- _RECORDED INFORMATION_
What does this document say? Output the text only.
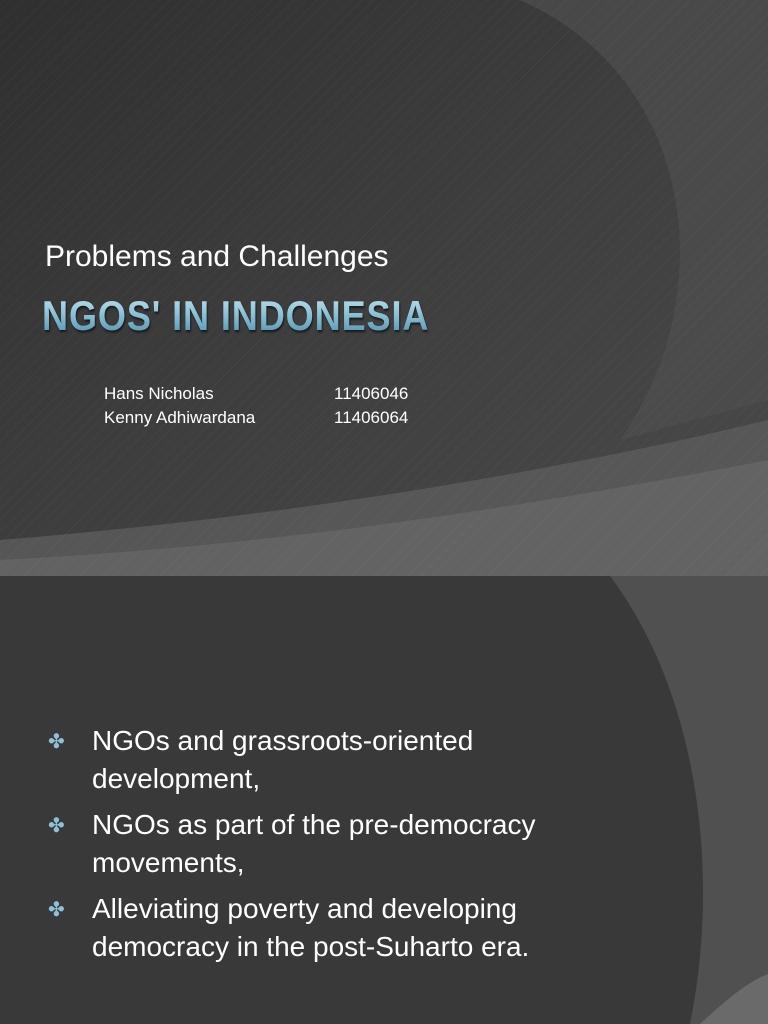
Problems and Challenges
NGOS' IN INDONESIA
Hans Nicholas	11406046
Kenny Adhiwardana	11406064
✤ NGOs and grassroots-oriented development,
✤ NGOs as part of the pre-democracy movements,
✤ Alleviating poverty and developing democracy in the post-Suharto era.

- _WHAT TO PRODUCE_
Omit the pictures and output all of the other material exactly.

- _RESPONSE TO THE EXERCISE_
What does this document say? Output the text only.
Problems and Challenges
NGOS' IN INDONESIA
Hans Nicholas	11406046
Kenny Adhiwardana	11406064
✤ NGOs and grassroots-oriented development,
✤ NGOs as part of the pre-democracy movements,
✤ Alleviating poverty and developing democracy in the post-Suharto era.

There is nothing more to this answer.